• **WORK TO DO**: Leave out the pictures and copy everything else below exactly.
** begin INPUT **
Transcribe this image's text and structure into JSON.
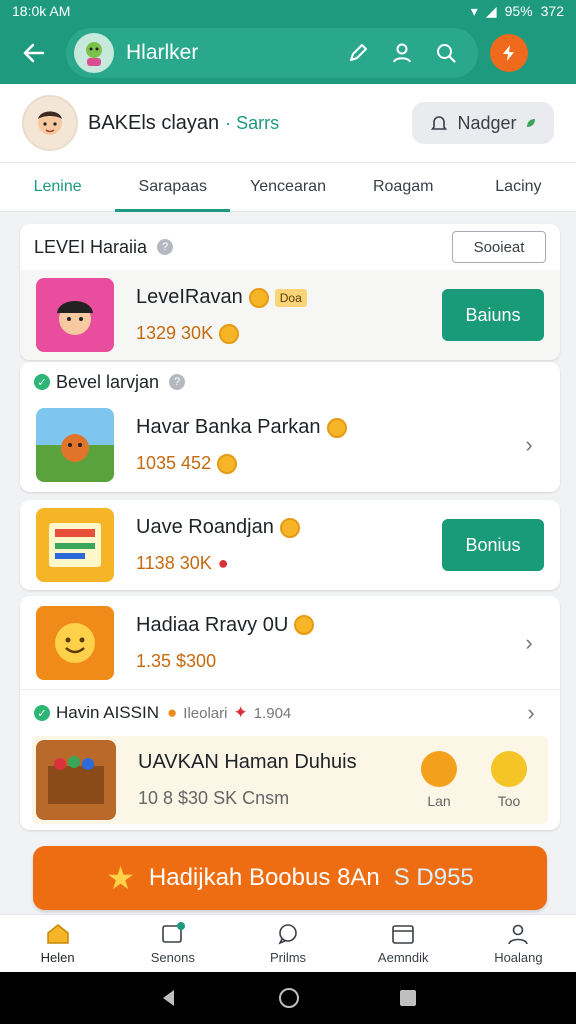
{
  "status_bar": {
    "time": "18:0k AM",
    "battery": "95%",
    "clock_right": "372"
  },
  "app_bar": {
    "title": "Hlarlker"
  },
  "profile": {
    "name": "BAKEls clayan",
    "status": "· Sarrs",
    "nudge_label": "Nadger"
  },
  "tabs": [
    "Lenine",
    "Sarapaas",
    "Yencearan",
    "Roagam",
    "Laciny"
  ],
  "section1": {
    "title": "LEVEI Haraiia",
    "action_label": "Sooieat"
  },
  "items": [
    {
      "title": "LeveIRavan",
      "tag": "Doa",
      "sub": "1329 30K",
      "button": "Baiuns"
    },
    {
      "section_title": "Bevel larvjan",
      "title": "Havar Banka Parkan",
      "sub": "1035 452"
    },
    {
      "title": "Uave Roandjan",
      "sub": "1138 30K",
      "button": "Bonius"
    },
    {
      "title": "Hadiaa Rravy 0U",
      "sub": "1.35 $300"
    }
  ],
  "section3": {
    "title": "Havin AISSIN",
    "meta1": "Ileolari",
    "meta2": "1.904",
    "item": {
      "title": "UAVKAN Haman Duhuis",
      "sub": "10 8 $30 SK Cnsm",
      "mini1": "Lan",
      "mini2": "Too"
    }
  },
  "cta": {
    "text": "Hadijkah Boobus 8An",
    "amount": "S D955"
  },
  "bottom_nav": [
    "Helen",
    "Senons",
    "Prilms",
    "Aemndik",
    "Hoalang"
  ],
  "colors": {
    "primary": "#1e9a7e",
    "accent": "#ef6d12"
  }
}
** end INPUT **
• **SOLUTION TO THE PROBLEM**:
Transcribe this image's text and structure into JSON.
{
  "status_bar": {
    "time": "18:0k AM",
    "battery": "95%",
    "clock_right": "372"
  },
  "app_bar": {
    "title": "Hlarlker"
  },
  "profile": {
    "name": "BAKEls clayan",
    "status": "· Sarrs",
    "nudge_label": "Nadger"
  },
  "tabs": [
    "Lenine",
    "Sarapaas",
    "Yencearan",
    "Roagam",
    "Laciny"
  ],
  "section1": {
    "title": "LEVEI Haraiia",
    "action_label": "Sooieat"
  },
  "items": [
    {
      "title": "LeveIRavan",
      "tag": "Doa",
      "sub": "1329 30K",
      "button": "Baiuns"
    },
    {
      "section_title": "Bevel larvjan",
      "title": "Havar Banka Parkan",
      "sub": "1035 452"
    },
    {
      "title": "Uave Roandjan",
      "sub": "1138 30K",
      "button": "Bonius"
    },
    {
      "title": "Hadiaa Rravy 0U",
      "sub": "1.35 $300"
    }
  ],
  "section3": {
    "title": "Havin AISSIN",
    "meta1": "Ileolari",
    "meta2": "1.904",
    "item": {
      "title": "UAVKAN Haman Duhuis",
      "sub": "10 8 $30 SK Cnsm",
      "mini1": "Lan",
      "mini2": "Too"
    }
  },
  "cta": {
    "text": "Hadijkah Boobus 8An",
    "amount": "S D955"
  },
  "bottom_nav": [
    "Helen",
    "Senons",
    "Prilms",
    "Aemndik",
    "Hoalang"
  ],
  "colors": {
    "primary": "#1e9a7e",
    "accent": "#ef6d12"
  }
}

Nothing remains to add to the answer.